> Dataset entries on figures:
......
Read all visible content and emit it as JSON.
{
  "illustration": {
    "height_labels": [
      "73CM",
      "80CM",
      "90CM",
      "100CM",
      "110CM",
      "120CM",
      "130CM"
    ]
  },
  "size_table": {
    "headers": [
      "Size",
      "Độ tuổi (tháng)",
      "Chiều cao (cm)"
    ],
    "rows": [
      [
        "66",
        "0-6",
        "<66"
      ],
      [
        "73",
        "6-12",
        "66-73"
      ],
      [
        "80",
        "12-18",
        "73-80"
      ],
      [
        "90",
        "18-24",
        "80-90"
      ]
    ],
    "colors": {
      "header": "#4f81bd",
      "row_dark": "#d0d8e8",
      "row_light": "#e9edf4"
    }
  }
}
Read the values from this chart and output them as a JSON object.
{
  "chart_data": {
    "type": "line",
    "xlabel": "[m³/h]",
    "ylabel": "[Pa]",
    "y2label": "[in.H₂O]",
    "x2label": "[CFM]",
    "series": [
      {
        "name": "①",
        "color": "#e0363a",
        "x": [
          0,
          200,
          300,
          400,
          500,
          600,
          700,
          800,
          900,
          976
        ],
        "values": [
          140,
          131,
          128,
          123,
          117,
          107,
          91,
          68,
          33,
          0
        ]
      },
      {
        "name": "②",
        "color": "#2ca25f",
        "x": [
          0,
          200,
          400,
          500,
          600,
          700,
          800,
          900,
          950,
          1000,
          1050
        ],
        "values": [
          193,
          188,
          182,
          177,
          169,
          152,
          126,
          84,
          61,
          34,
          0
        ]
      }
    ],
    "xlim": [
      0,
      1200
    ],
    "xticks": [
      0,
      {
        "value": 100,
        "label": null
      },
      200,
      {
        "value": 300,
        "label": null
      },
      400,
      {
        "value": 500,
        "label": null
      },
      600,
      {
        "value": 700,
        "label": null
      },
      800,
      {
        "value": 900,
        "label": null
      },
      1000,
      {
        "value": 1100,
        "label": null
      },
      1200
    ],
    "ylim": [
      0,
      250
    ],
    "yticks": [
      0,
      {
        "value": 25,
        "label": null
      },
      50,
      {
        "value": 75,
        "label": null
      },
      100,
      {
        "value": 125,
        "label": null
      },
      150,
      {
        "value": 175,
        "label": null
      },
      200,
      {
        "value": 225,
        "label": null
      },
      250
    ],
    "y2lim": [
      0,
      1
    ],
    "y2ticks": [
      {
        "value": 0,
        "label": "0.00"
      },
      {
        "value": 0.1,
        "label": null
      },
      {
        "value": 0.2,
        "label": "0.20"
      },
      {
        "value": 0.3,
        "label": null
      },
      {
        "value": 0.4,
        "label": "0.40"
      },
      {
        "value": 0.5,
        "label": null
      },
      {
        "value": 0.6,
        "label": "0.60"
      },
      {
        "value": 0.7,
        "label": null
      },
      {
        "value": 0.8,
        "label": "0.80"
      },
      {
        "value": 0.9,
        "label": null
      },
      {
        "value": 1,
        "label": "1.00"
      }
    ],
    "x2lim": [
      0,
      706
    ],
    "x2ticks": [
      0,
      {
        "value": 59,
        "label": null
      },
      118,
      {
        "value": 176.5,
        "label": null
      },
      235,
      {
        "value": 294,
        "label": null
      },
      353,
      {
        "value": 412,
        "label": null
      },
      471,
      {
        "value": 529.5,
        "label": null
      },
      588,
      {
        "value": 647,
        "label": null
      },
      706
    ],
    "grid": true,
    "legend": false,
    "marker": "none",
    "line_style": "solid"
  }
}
......
Copy all the records above exactly, missing none.

> Result of this task:
Read all visible content and emit it as JSON.
{
  "illustration": {
    "height_labels": [
      "73CM",
      "80CM",
      "90CM",
      "100CM",
      "110CM",
      "120CM",
      "130CM"
    ]
  },
  "size_table": {
    "headers": [
      "Size",
      "Độ tuổi (tháng)",
      "Chiều cao (cm)"
    ],
    "rows": [
      [
        "66",
        "0-6",
        "<66"
      ],
      [
        "73",
        "6-12",
        "66-73"
      ],
      [
        "80",
        "12-18",
        "73-80"
      ],
      [
        "90",
        "18-24",
        "80-90"
      ]
    ],
    "colors": {
      "header": "#4f81bd",
      "row_dark": "#d0d8e8",
      "row_light": "#e9edf4"
    }
  }
}
Read the values from this chart and output them as a JSON object.
{
  "chart_data": {
    "type": "line",
    "xlabel": "[m³/h]",
    "ylabel": "[Pa]",
    "y2label": "[in.H₂O]",
    "x2label": "[CFM]",
    "series": [
      {
        "name": "①",
        "color": "#e0363a",
        "x": [
          0,
          200,
          300,
          400,
          500,
          600,
          700,
          800,
          900,
          976
        ],
        "values": [
          140,
          131,
          128,
          123,
          117,
          107,
          91,
          68,
          33,
          0
        ]
      },
      {
        "name": "②",
        "color": "#2ca25f",
        "x": [
          0,
          200,
          400,
          500,
          600,
          700,
          800,
          900,
          950,
          1000,
          1050
        ],
        "values": [
          193,
          188,
          182,
          177,
          169,
          152,
          126,
          84,
          61,
          34,
          0
        ]
      }
    ],
    "xlim": [
      0,
      1200
    ],
    "xticks": [
      0,
      {
        "value": 100,
        "label": null
      },
      200,
      {
        "value": 300,
        "label": null
      },
      400,
      {
        "value": 500,
        "label": null
      },
      600,
      {
        "value": 700,
        "label": null
      },
      800,
      {
        "value": 900,
        "label": null
      },
      1000,
      {
        "value": 1100,
        "label": null
      },
      1200
    ],
    "ylim": [
      0,
      250
    ],
    "yticks": [
      0,
      {
        "value": 25,
        "label": null
      },
      50,
      {
        "value": 75,
        "label": null
      },
      100,
      {
        "value": 125,
        "label": null
      },
      150,
      {
        "value": 175,
        "label": null
      },
      200,
      {
        "value": 225,
        "label": null
      },
      250
    ],
    "y2lim": [
      0,
      1
    ],
    "y2ticks": [
      {
        "value": 0,
        "label": "0.00"
      },
      {
        "value": 0.1,
        "label": null
      },
      {
        "value": 0.2,
        "label": "0.20"
      },
      {
        "value": 0.3,
        "label": null
      },
      {
        "value": 0.4,
        "label": "0.40"
      },
      {
        "value": 0.5,
        "label": null
      },
      {
        "value": 0.6,
        "label": "0.60"
      },
      {
        "value": 0.7,
        "label": null
      },
      {
        "value": 0.8,
        "label": "0.80"
      },
      {
        "value": 0.9,
        "label": null
      },
      {
        "value": 1,
        "label": "1.00"
      }
    ],
    "x2lim": [
      0,
      706
    ],
    "x2ticks": [
      0,
      {
        "value": 59,
        "label": null
      },
      118,
      {
        "value": 176.5,
        "label": null
      },
      235,
      {
        "value": 294,
        "label": null
      },
      353,
      {
        "value": 412,
        "label": null
      },
      471,
      {
        "value": 529.5,
        "label": null
      },
      588,
      {
        "value": 647,
        "label": null
      },
      706
    ],
    "grid": true,
    "legend": false,
    "marker": "none",
    "line_style": "solid"
  }
}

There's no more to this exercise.